Please copy every line from the records below that contains the string "slmo".

§ **Material for this exercise**
++++++
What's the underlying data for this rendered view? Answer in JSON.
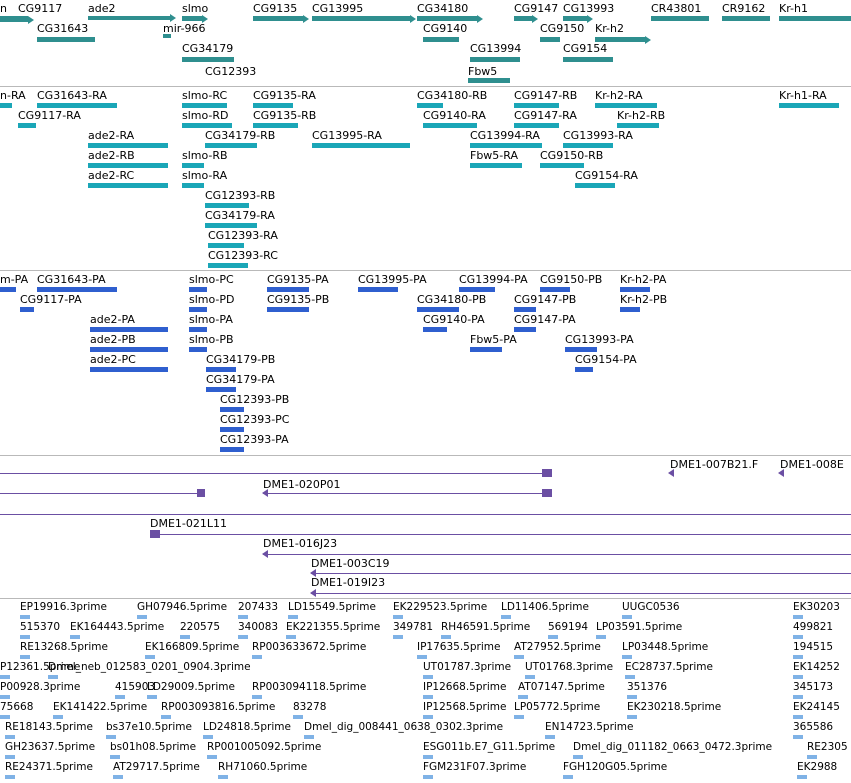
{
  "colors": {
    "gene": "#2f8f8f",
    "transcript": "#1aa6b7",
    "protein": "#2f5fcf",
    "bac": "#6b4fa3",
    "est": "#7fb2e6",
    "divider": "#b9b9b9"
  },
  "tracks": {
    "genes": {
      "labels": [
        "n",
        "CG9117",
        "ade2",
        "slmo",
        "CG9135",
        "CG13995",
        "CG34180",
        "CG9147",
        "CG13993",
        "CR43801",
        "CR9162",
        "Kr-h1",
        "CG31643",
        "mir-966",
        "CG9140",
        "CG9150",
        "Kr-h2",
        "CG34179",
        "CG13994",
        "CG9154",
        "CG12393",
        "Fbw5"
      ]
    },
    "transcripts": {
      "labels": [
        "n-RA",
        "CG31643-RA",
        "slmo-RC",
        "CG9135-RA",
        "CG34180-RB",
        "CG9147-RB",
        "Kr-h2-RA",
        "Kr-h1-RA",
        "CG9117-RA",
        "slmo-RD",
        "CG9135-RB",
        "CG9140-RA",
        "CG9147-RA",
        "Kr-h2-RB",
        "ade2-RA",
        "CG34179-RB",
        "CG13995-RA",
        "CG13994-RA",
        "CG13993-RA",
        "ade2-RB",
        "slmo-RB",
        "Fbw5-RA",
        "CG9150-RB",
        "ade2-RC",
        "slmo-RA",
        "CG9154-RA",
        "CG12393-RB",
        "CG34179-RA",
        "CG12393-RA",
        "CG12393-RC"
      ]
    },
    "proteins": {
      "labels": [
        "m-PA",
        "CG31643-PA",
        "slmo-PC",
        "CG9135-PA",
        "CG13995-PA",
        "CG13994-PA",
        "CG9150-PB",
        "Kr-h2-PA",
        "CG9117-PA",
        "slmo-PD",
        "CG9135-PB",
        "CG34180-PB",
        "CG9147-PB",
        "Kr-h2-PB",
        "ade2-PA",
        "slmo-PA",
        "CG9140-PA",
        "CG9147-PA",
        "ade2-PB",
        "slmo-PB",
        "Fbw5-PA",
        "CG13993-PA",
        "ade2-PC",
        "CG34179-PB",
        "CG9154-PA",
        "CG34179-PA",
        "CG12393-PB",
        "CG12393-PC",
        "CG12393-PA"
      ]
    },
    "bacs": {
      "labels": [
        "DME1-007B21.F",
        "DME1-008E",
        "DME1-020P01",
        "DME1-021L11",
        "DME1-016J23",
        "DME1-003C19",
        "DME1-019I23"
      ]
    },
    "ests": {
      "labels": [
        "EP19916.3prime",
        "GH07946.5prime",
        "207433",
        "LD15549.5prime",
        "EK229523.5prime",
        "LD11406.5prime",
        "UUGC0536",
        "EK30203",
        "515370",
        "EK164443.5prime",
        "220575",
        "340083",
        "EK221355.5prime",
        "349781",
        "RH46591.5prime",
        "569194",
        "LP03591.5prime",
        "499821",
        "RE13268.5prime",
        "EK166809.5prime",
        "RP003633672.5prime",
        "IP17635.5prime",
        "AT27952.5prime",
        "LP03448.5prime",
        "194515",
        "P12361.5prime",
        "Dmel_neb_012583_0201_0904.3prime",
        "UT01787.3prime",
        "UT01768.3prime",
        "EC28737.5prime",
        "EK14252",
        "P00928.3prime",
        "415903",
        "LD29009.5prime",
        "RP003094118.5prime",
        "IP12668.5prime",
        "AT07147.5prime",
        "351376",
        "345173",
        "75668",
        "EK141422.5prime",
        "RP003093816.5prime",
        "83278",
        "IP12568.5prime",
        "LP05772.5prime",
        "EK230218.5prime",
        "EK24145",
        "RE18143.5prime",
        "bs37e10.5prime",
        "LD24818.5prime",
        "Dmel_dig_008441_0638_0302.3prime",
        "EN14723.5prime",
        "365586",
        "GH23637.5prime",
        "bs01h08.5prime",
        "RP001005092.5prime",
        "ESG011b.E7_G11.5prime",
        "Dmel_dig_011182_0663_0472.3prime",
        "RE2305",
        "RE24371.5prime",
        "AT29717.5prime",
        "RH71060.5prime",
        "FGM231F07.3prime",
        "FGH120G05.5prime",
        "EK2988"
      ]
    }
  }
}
++++++
§ **Result for this exercise**
        "slmo",
        "slmo-RC",
        "slmo-RD",
        "slmo-RB",
        "slmo-RA",
        "slmo-PC",
        "slmo-PD",
        "slmo-PA",
        "slmo-PB",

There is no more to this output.